▸ **Set task**: Copy out the listing exactly.

>> Start Material

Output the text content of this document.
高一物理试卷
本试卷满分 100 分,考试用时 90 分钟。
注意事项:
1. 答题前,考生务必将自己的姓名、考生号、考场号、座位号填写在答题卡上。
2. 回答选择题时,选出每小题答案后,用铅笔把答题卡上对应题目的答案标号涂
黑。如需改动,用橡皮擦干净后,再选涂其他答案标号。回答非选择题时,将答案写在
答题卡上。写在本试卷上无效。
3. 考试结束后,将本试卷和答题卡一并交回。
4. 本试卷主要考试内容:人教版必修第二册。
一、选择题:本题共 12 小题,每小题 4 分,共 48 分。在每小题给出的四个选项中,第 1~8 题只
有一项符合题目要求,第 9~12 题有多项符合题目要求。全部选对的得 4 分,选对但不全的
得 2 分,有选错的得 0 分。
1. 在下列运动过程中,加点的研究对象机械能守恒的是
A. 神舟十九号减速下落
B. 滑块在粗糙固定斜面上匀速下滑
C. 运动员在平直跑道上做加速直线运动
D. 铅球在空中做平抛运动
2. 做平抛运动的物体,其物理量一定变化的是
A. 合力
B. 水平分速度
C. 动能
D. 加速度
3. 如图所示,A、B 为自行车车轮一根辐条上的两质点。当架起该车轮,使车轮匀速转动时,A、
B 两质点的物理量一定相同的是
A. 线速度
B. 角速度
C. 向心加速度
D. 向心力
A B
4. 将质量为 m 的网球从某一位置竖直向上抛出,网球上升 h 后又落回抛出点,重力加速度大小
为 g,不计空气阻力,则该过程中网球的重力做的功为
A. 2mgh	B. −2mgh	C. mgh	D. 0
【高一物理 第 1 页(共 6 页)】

>> End Material

▸ **Written answer**:
Output the text content of this document.
高一物理试卷
本试卷满分 100 分,考试用时 90 分钟。
注意事项:
1. 答题前,考生务必将自己的姓名、考生号、考场号、座位号填写在答题卡上。
2. 回答选择题时,选出每小题答案后,用铅笔把答题卡上对应题目的答案标号涂
黑。如需改动,用橡皮擦干净后,再选涂其他答案标号。回答非选择题时,将答案写在
答题卡上。写在本试卷上无效。
3. 考试结束后,将本试卷和答题卡一并交回。
4. 本试卷主要考试内容:人教版必修第二册。
一、选择题:本题共 12 小题,每小题 4 分,共 48 分。在每小题给出的四个选项中,第 1~8 题只
有一项符合题目要求,第 9~12 题有多项符合题目要求。全部选对的得 4 分,选对但不全的
得 2 分,有选错的得 0 分。
1. 在下列运动过程中,加点的研究对象机械能守恒的是
A. 神舟十九号减速下落
B. 滑块在粗糙固定斜面上匀速下滑
C. 运动员在平直跑道上做加速直线运动
D. 铅球在空中做平抛运动
2. 做平抛运动的物体,其物理量一定变化的是
A. 合力
B. 水平分速度
C. 动能
D. 加速度
3. 如图所示,A、B 为自行车车轮一根辐条上的两质点。当架起该车轮,使车轮匀速转动时,A、
B 两质点的物理量一定相同的是
A. 线速度
B. 角速度
C. 向心加速度
D. 向心力
A B
4. 将质量为 m 的网球从某一位置竖直向上抛出,网球上升 h 后又落回抛出点,重力加速度大小
为 g,不计空气阻力,则该过程中网球的重力做的功为
A. 2mgh	B. −2mgh	C. mgh	D. 0
【高一物理 第 1 页(共 6 页)】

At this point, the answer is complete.